* _Available records_:
>> BEGIN
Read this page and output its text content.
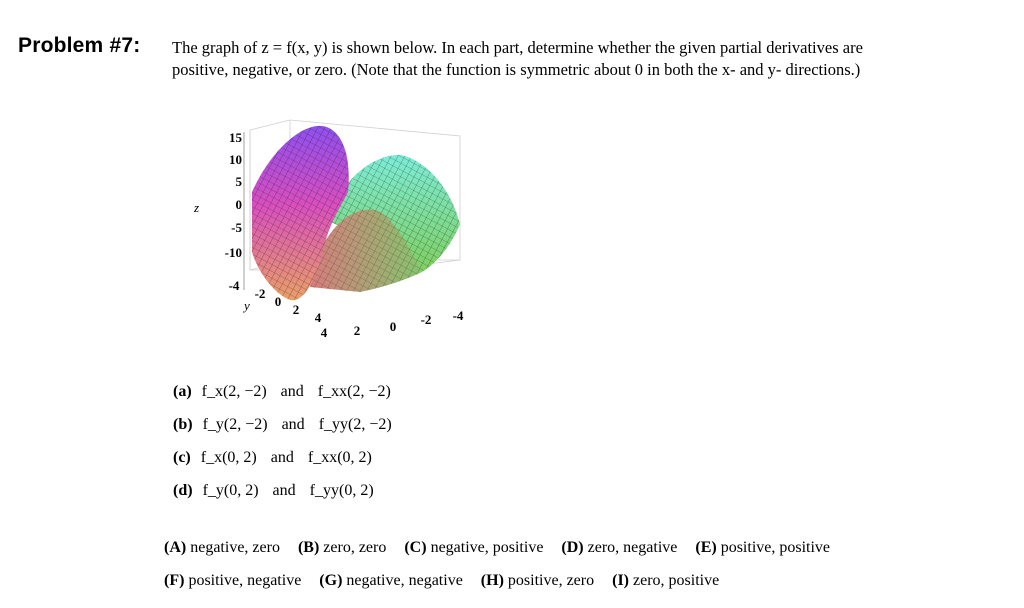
Problem #7: The graph of z = f(x, y) is shown below. In each part, determine whether the given partial derivatives are
positive, negative, or zero. (Note that the function is symmetric about 0 in both the x- and y- directions.)
z
15
10
5
0
-5
-10
-4
-2
0
2
4
y
4 2 0 -2 -4
(a) f_x(2, −2) and f_xx(2, −2)
(b) f_y(2, −2) and f_yy(2, −2)
(c) f_x(0, 2) and f_xx(0, 2)
(d) f_y(0, 2) and f_yy(0, 2)
(A) negative, zero (B) zero, zero (C) negative, positive (D) zero, negative (E) positive, positive
(F) positive, negative (G) negative, negative (H) positive, zero (I) zero, positive
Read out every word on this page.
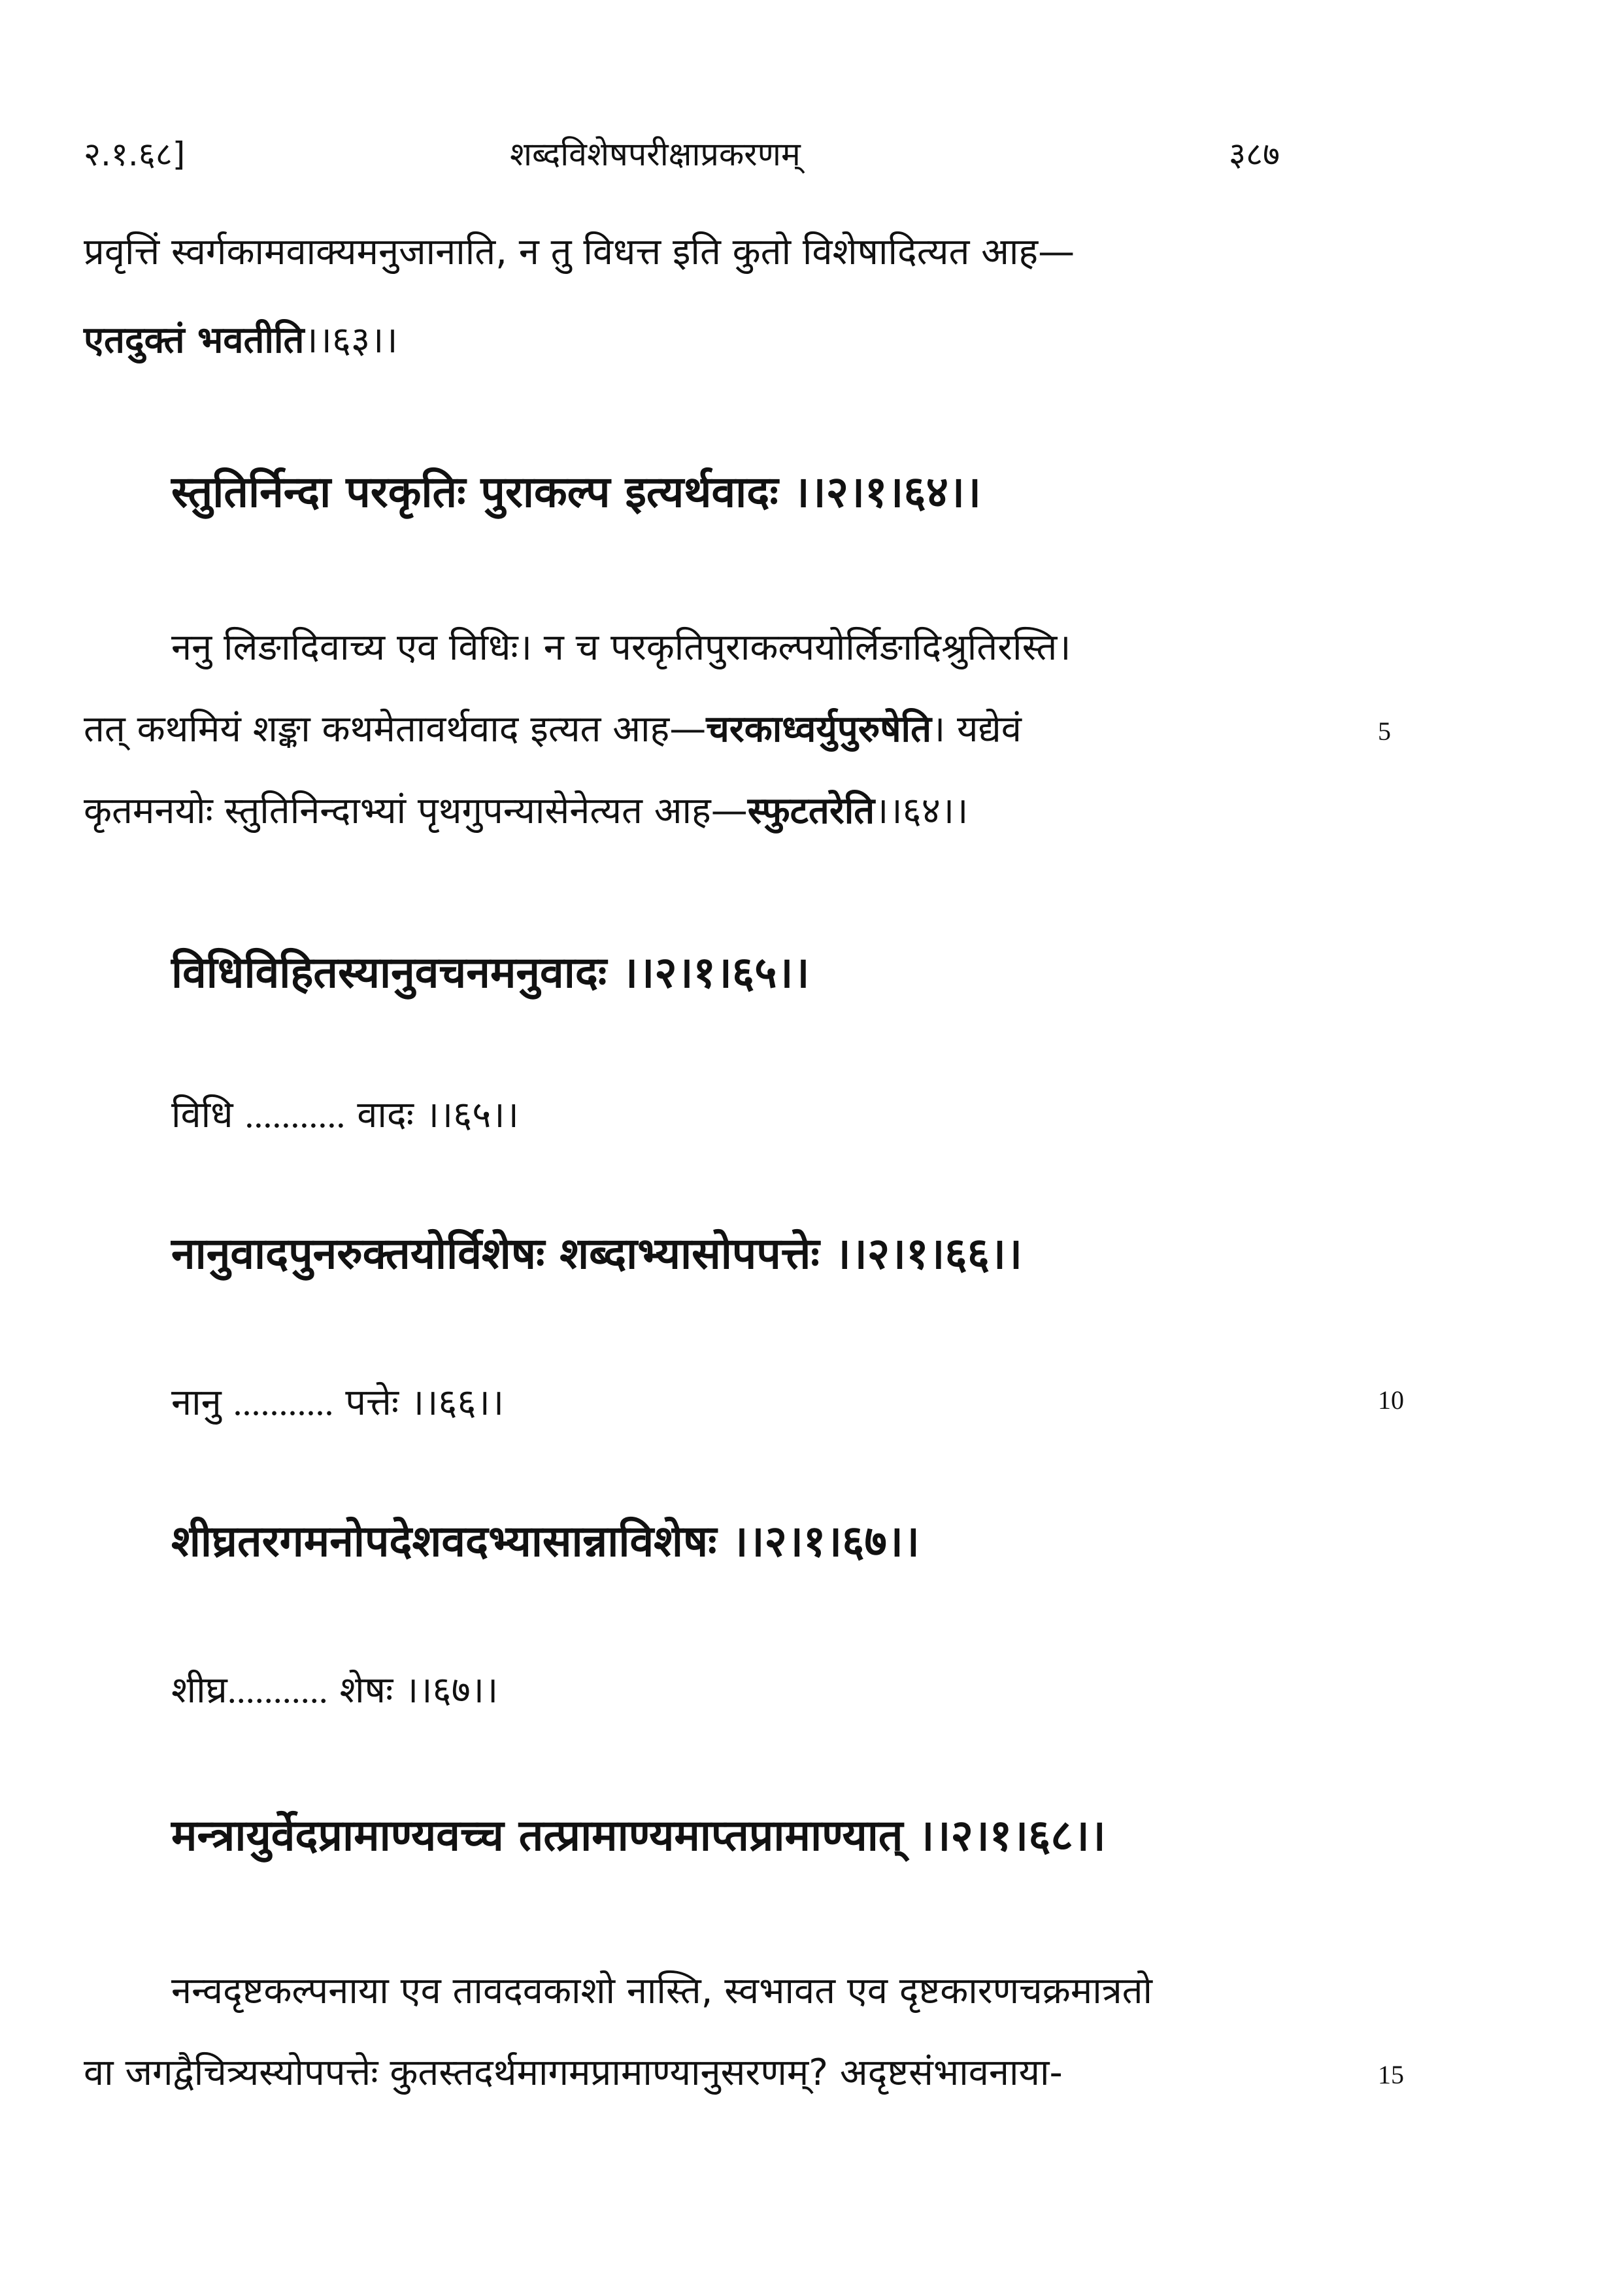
२.१.६८]	शब्दविशेषपरीक्षाप्रकरणम्	३८७
प्रवृत्तिं स्वर्गकामवाक्यमनुजानाति, न तु विधत्त इति कुतो विशेषादित्यत आह—
एतदुक्तं भवतीति।।६३।।
स्तुतिर्निन्दा परकृतिः पुराकल्प इत्यर्थवादः ।।२।१।६४।।
ननु लिङादिवाच्य एव विधिः। न च परकृतिपुराकल्पयोर्लिङादिश्रुतिरस्ति।
तत् कथमियं शङ्का कथमेतावर्थवाद इत्यत आह—चरकाध्वर्युपुरुषेति। यद्येवं	5
कृतमनयोः स्तुतिनिन्दाभ्यां पृथगुपन्यासेनेत्यत आह—स्फुटतरेति।।६४।।
विधिविहितस्यानुवचनमनुवादः ।।२।१।६५।।
विधि ........... वादः ।।६५।।
नानुवादपुनरुक्तयोर्विशेषः शब्दाभ्यासोपपत्तेः ।।२।१।६६।।
नानु ........... पत्तेः ।।६६।।	10
शीघ्रतरगमनोपदेशवदभ्यासान्नाविशेषः ।।२।१।६७।।
शीघ्र........... शेषः ।।६७।।
मन्त्रायुर्वेदप्रामाण्यवच्च तत्प्रामाण्यमाप्तप्रामाण्यात् ।।२।१।६८।।
नन्वदृष्टकल्पनाया एव तावदवकाशो नास्ति, स्वभावत एव दृष्टकारणचक्रमात्रतो
वा जगद्वैचित्र्यस्योपपत्तेः कुतस्तदर्थमागमप्रामाण्यानुसरणम्? अदृष्टसंभावनाया-	15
>> END
* _What is needed_:
Among the lines above, how many contain the string "positive"? State the number alone.

* _Output below_:
3